→ Task requirements
In the listing below, count the lines containing the string "富宝资讯" and state only the number.

→ Dataset listings of figures
----

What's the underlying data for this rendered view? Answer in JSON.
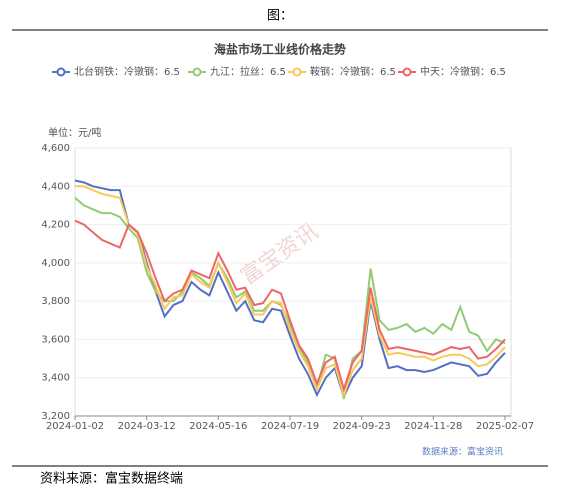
{
  "header": "图：",
  "footer": "资料来源：富宝数据终端",
  "chart_data": {
    "type": "line",
    "title": "海盐市场工业线价格走势",
    "y_label": "单位：元/吨",
    "watermark": "富宝资讯",
    "source_note": "数据来源：富宝资讯",
    "categories": [
      "2024-01-02",
      null,
      null,
      null,
      null,
      null,
      null,
      null,
      "2024-03-12",
      null,
      null,
      null,
      null,
      null,
      null,
      null,
      "2024-05-16",
      null,
      null,
      null,
      null,
      null,
      null,
      null,
      "2024-07-19",
      null,
      null,
      null,
      null,
      null,
      null,
      null,
      "2024-09-23",
      null,
      null,
      null,
      null,
      null,
      null,
      null,
      "2024-11-28",
      null,
      null,
      null,
      null,
      null,
      null,
      null,
      "2025-02-07"
    ],
    "ylim": [
      3200,
      4600
    ],
    "yticks": [
      {
        "value": 3200,
        "label": "3,200"
      },
      {
        "value": 3400,
        "label": "3,400"
      },
      {
        "value": 3600,
        "label": "3,600"
      },
      {
        "value": 3800,
        "label": "3,800"
      },
      {
        "value": 4000,
        "label": "4,000"
      },
      {
        "value": 4200,
        "label": "4,200"
      },
      {
        "value": 4400,
        "label": "4,400"
      },
      {
        "value": 4600,
        "label": "4,600"
      }
    ],
    "grid": true,
    "series": [
      {
        "name": "北台钢铁：冷镦钢：6.5",
        "color": "#5470c6",
        "values": [
          4430,
          4420,
          4400,
          4390,
          4380,
          4380,
          4200,
          4160,
          4000,
          3850,
          3720,
          3780,
          3800,
          3900,
          3860,
          3830,
          3950,
          3850,
          3750,
          3800,
          3700,
          3690,
          3760,
          3750,
          3620,
          3500,
          3420,
          3310,
          3400,
          3450,
          3300,
          3400,
          3460,
          3800,
          3600,
          3450,
          3460,
          3440,
          3440,
          3430,
          3440,
          3460,
          3480,
          3470,
          3460,
          3410,
          3420,
          3480,
          3530
        ]
      },
      {
        "name": "九江：拉丝：6.5",
        "color": "#91cc75",
        "values": [
          4340,
          4300,
          4280,
          4260,
          4260,
          4240,
          4180,
          4130,
          3950,
          3850,
          3800,
          3800,
          3850,
          3950,
          3920,
          3880,
          4000,
          3920,
          3820,
          3850,
          3750,
          3750,
          3800,
          3780,
          3680,
          3560,
          3480,
          3350,
          3520,
          3500,
          3290,
          3500,
          3540,
          3970,
          3700,
          3650,
          3660,
          3680,
          3640,
          3660,
          3630,
          3680,
          3650,
          3770,
          3640,
          3620,
          3540,
          3600,
          3580
        ]
      },
      {
        "name": "鞍钢：冷镦钢：6.5",
        "color": "#fac858",
        "values": [
          4400,
          4400,
          4380,
          4360,
          4350,
          4340,
          4200,
          4150,
          3980,
          3880,
          3760,
          3820,
          3830,
          3940,
          3900,
          3870,
          4000,
          3900,
          3790,
          3840,
          3730,
          3730,
          3800,
          3790,
          3650,
          3540,
          3460,
          3340,
          3450,
          3470,
          3310,
          3440,
          3500,
          3820,
          3620,
          3520,
          3530,
          3520,
          3510,
          3510,
          3490,
          3510,
          3520,
          3520,
          3500,
          3460,
          3470,
          3510,
          3560
        ]
      },
      {
        "name": "中天：冷镦钢：6.5",
        "color": "#ee6666",
        "values": [
          4220,
          4200,
          4160,
          4120,
          4100,
          4080,
          4200,
          4160,
          4050,
          3920,
          3800,
          3840,
          3860,
          3960,
          3940,
          3920,
          4050,
          3960,
          3860,
          3870,
          3780,
          3790,
          3860,
          3840,
          3700,
          3570,
          3500,
          3370,
          3480,
          3510,
          3340,
          3480,
          3540,
          3870,
          3650,
          3550,
          3560,
          3550,
          3540,
          3530,
          3520,
          3540,
          3560,
          3550,
          3560,
          3500,
          3510,
          3550,
          3600
        ]
      }
    ]
  }
}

----

→ Answer
2